▶ **What you are asked to do**:
In the records that follow, count each line where the string "Glyma" occurs. Provide the total and no other text.

Task input below:

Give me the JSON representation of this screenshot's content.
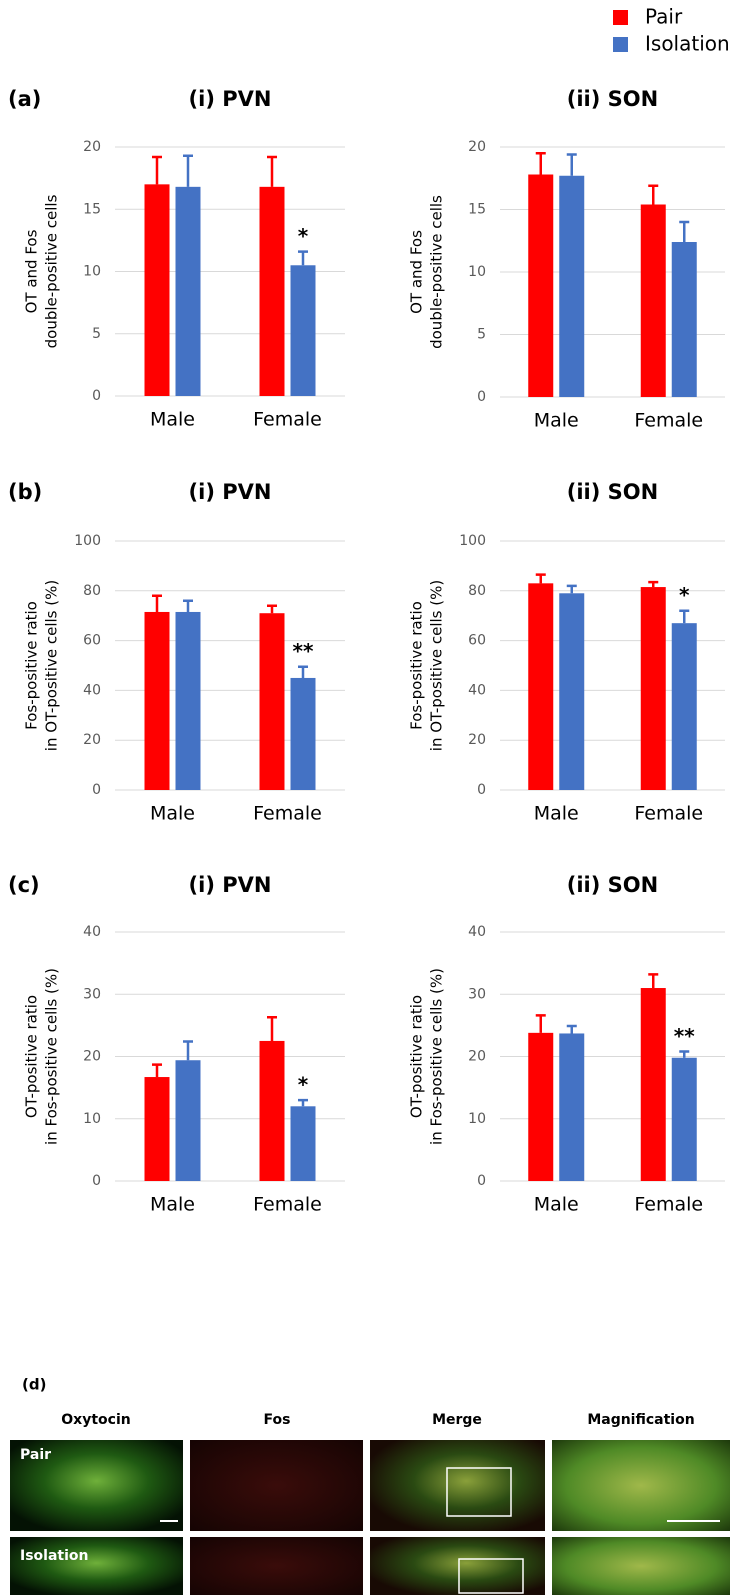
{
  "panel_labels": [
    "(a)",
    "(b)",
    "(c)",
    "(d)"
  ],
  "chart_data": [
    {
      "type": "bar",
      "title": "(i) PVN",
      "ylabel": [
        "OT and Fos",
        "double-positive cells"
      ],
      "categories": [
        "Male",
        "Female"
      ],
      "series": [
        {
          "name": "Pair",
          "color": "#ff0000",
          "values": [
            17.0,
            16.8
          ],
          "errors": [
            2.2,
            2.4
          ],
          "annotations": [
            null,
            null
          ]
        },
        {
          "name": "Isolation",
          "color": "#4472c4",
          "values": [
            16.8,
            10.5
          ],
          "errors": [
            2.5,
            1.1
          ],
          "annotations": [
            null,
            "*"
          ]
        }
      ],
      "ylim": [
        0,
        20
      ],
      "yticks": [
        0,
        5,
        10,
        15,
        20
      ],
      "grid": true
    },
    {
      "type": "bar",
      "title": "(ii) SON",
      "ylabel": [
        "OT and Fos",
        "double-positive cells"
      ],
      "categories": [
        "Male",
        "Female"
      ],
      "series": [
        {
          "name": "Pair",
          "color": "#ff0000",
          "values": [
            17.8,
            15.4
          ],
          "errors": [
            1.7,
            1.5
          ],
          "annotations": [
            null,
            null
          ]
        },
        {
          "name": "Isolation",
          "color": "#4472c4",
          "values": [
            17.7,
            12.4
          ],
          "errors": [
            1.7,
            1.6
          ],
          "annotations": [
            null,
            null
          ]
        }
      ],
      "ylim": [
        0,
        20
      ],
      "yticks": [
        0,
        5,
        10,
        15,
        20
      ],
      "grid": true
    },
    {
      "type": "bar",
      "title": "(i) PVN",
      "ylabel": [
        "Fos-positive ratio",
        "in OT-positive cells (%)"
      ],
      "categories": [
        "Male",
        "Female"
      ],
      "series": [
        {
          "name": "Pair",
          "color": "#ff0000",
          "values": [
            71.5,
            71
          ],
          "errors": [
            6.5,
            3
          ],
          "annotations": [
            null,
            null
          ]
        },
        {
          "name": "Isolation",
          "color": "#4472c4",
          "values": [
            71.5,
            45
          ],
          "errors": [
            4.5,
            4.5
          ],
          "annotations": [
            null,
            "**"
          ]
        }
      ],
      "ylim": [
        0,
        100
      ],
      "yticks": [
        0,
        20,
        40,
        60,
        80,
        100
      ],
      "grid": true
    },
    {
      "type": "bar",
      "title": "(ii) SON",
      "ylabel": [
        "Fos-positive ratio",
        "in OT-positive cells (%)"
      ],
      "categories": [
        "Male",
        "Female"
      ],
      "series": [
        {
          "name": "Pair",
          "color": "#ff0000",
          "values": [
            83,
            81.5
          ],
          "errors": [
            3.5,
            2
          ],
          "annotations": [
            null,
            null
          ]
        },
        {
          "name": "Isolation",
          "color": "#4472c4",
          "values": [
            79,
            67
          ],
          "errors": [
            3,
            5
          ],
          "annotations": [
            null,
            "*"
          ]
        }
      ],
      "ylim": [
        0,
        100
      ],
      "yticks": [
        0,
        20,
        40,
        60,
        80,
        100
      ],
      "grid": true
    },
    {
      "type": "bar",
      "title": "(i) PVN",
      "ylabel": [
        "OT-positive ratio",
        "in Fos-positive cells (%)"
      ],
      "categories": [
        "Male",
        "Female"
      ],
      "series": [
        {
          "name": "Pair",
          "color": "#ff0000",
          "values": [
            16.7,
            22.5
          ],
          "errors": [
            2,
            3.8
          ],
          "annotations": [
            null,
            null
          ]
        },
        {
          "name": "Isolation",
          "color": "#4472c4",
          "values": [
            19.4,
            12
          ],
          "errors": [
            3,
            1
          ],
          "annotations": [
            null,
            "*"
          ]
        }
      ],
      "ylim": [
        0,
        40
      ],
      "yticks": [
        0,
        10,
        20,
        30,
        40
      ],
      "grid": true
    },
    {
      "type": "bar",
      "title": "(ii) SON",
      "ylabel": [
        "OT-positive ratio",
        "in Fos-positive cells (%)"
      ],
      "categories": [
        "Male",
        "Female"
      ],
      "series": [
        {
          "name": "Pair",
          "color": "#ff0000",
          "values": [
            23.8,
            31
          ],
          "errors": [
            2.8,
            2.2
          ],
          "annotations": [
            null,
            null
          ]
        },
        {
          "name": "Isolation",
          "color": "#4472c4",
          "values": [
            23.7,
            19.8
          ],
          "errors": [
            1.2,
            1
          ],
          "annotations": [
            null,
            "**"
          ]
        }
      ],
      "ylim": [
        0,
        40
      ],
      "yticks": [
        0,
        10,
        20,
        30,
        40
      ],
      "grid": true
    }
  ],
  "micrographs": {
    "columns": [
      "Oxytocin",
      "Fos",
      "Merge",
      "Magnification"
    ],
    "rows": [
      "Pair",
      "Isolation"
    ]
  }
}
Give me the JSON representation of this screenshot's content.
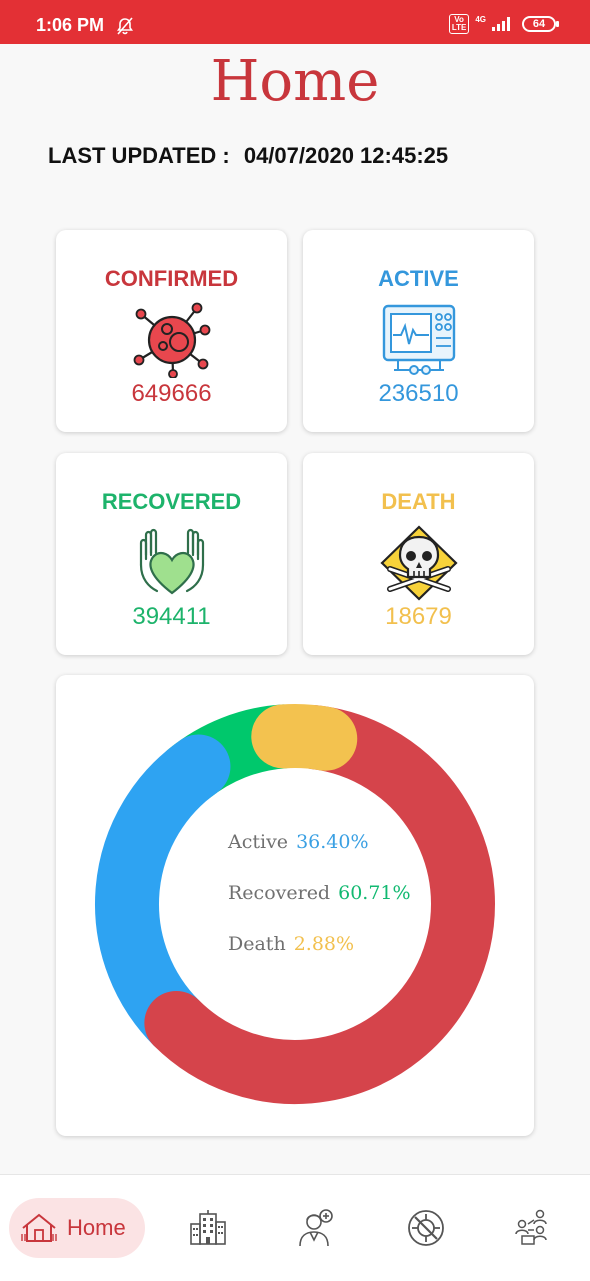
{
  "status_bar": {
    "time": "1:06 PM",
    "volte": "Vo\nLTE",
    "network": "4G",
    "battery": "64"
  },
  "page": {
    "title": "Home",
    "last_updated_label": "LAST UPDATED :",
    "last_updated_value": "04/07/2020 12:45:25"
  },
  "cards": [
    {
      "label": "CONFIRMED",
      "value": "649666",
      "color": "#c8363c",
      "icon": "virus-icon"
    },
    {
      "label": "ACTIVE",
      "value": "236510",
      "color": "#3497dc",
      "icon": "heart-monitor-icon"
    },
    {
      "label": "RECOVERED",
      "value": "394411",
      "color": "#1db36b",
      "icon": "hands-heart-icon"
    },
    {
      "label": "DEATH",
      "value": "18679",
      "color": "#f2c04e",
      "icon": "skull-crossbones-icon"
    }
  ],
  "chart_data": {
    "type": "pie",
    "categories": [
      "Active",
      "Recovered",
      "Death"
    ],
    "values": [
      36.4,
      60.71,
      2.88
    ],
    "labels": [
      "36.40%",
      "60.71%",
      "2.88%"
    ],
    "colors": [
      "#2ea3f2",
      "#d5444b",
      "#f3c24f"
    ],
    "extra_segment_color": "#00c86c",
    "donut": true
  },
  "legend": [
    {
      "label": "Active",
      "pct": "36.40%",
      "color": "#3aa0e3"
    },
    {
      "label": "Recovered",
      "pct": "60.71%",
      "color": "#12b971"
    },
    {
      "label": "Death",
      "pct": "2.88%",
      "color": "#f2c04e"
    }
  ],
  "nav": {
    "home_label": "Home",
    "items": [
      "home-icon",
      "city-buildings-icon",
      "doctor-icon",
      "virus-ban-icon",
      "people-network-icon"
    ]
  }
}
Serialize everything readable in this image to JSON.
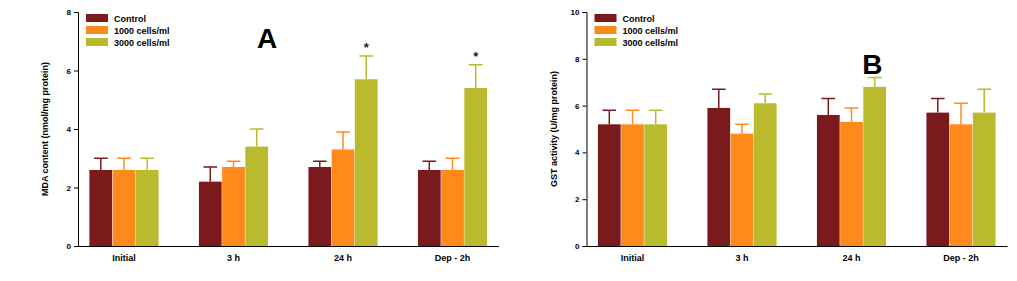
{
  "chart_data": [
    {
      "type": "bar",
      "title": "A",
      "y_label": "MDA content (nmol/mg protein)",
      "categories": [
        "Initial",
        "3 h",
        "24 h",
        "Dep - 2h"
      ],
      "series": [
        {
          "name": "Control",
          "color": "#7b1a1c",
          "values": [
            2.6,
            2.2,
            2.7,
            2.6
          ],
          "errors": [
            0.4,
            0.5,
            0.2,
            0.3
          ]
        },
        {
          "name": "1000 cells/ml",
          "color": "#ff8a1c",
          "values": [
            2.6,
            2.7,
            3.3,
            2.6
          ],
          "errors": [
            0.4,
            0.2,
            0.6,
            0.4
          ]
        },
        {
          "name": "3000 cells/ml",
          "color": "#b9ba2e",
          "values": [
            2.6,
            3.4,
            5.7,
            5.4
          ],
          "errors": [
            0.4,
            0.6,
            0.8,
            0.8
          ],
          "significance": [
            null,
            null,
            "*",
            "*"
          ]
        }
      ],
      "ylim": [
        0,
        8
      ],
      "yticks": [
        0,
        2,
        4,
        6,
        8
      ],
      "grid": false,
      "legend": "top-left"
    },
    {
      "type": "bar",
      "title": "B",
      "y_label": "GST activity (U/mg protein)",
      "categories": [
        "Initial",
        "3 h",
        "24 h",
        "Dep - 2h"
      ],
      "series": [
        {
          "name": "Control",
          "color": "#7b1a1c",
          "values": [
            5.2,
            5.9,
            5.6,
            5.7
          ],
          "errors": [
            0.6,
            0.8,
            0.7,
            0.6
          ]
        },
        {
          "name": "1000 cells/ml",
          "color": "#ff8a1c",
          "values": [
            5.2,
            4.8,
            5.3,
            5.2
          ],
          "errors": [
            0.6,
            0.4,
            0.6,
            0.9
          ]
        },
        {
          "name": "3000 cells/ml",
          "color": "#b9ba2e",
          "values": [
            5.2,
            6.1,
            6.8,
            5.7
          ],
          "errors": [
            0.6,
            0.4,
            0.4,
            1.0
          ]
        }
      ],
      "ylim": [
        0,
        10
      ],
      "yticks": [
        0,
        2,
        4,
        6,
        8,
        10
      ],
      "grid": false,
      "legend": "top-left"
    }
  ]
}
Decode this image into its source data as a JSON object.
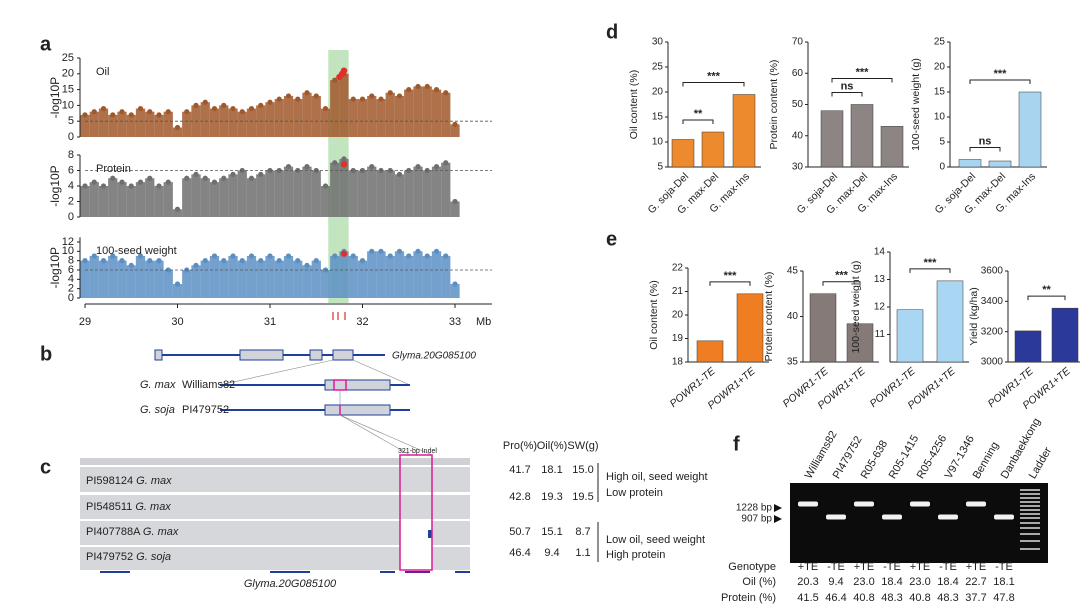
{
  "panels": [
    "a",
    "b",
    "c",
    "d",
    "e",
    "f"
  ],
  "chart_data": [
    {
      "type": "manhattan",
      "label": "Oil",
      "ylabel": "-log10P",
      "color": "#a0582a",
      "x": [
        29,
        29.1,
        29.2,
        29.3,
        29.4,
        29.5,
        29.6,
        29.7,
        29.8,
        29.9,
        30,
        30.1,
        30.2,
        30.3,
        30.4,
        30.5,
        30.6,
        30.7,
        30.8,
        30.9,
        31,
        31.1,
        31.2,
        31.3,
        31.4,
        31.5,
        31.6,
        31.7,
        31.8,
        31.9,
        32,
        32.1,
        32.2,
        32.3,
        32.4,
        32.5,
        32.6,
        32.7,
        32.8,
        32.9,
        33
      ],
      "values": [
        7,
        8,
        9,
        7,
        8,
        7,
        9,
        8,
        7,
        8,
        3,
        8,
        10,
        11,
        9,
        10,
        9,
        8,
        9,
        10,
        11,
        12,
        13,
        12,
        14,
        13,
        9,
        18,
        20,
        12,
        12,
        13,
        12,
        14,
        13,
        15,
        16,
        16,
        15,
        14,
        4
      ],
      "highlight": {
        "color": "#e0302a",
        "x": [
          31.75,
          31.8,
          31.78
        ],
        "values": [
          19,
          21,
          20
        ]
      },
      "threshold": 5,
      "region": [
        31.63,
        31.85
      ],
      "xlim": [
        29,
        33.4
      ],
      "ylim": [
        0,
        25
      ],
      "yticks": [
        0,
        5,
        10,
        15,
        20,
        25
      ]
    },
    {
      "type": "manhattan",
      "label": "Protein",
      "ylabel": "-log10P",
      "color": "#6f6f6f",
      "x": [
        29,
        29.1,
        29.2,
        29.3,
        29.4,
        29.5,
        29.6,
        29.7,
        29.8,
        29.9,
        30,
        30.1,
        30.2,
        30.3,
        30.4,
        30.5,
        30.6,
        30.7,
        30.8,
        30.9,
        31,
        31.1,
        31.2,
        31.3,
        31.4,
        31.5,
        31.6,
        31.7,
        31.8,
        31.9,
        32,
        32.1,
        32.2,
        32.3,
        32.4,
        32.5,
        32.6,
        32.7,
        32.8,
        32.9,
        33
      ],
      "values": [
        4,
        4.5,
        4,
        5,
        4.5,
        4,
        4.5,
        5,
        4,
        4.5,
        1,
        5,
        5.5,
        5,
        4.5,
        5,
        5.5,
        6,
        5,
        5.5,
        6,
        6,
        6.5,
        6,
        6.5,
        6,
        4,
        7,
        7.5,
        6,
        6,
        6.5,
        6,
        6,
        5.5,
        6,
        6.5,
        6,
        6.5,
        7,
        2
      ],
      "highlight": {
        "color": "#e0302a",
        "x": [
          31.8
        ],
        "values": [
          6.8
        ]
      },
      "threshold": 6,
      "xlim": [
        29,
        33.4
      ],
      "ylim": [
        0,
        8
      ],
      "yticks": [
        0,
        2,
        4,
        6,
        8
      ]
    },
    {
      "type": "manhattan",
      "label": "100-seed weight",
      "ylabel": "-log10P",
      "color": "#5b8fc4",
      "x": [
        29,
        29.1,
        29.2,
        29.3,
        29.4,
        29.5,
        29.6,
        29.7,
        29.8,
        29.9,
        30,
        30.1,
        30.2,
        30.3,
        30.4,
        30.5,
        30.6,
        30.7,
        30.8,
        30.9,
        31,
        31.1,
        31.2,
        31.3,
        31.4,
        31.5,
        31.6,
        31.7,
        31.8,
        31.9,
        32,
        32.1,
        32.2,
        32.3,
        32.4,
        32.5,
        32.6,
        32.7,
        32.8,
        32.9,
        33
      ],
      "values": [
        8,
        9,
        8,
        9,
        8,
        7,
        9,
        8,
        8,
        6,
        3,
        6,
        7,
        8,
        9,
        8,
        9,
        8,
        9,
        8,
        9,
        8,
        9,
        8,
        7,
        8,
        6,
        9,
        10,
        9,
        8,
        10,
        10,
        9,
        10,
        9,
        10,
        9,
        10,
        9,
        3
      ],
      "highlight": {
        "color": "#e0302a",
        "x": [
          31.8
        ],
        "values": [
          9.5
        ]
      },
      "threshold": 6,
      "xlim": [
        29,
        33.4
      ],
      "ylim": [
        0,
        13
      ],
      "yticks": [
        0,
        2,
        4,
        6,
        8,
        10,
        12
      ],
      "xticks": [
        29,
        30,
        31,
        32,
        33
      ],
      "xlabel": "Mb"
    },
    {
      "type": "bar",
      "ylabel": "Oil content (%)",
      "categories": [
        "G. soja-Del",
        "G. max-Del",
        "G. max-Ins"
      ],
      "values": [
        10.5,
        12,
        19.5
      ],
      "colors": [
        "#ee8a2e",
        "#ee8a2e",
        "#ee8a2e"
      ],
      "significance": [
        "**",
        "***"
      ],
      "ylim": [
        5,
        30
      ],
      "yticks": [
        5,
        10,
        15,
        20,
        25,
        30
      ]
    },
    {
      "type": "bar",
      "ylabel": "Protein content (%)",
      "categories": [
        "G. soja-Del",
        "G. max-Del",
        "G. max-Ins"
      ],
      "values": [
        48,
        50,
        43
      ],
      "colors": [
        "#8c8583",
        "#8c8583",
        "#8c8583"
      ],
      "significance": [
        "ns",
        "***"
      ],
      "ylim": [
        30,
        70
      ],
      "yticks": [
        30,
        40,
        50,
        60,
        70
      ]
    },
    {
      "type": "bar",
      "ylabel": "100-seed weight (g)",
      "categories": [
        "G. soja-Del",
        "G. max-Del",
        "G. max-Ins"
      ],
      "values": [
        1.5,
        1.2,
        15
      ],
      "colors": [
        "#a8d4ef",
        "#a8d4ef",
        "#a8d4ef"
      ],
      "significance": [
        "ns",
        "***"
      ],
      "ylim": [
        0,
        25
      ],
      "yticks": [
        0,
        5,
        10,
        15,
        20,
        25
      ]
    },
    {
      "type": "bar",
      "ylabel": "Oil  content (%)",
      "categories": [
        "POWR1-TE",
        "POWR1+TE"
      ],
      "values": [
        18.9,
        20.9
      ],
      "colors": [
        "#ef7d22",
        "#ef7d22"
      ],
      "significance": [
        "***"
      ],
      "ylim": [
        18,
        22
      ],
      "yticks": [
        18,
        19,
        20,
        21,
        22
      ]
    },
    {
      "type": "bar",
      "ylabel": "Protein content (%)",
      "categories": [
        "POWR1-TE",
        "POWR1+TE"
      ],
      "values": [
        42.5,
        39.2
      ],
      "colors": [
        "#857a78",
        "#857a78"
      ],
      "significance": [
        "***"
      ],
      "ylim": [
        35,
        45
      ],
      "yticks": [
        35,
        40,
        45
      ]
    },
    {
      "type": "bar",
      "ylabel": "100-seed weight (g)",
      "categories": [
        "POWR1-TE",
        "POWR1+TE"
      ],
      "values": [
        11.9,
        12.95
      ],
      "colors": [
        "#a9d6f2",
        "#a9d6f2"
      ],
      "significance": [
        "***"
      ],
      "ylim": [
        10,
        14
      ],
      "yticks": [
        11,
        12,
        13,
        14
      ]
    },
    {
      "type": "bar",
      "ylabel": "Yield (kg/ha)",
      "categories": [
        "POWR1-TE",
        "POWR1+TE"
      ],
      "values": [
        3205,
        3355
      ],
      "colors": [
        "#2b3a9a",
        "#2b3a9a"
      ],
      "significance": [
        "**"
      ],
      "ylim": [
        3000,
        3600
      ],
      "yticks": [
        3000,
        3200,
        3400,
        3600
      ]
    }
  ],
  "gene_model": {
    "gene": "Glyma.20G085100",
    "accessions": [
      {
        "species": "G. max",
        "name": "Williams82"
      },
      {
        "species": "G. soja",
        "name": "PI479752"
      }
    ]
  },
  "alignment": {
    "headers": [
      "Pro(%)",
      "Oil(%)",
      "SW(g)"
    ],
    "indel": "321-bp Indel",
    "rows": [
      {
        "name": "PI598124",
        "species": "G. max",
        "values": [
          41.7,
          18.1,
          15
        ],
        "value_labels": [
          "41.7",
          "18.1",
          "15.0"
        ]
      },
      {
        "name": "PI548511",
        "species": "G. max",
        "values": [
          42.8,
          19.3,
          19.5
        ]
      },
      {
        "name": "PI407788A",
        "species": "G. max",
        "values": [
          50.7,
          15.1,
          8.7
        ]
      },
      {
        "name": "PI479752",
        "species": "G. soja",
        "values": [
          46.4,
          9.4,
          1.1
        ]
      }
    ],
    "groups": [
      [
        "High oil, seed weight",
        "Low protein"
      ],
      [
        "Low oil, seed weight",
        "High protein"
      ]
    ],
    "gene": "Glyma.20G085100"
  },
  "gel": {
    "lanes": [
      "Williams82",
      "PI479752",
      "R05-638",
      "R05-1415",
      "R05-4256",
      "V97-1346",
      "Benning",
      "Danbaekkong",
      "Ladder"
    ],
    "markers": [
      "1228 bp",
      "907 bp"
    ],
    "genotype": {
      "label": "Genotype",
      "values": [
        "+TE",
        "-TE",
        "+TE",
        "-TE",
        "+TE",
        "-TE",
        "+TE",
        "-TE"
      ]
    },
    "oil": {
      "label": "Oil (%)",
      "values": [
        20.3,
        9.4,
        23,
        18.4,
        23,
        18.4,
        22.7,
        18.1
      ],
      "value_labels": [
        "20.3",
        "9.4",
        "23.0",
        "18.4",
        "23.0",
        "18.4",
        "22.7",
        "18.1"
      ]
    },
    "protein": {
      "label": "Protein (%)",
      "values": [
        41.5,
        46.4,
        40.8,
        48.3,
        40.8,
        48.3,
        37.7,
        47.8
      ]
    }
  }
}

End of Task input.

▶ **The answer**:
2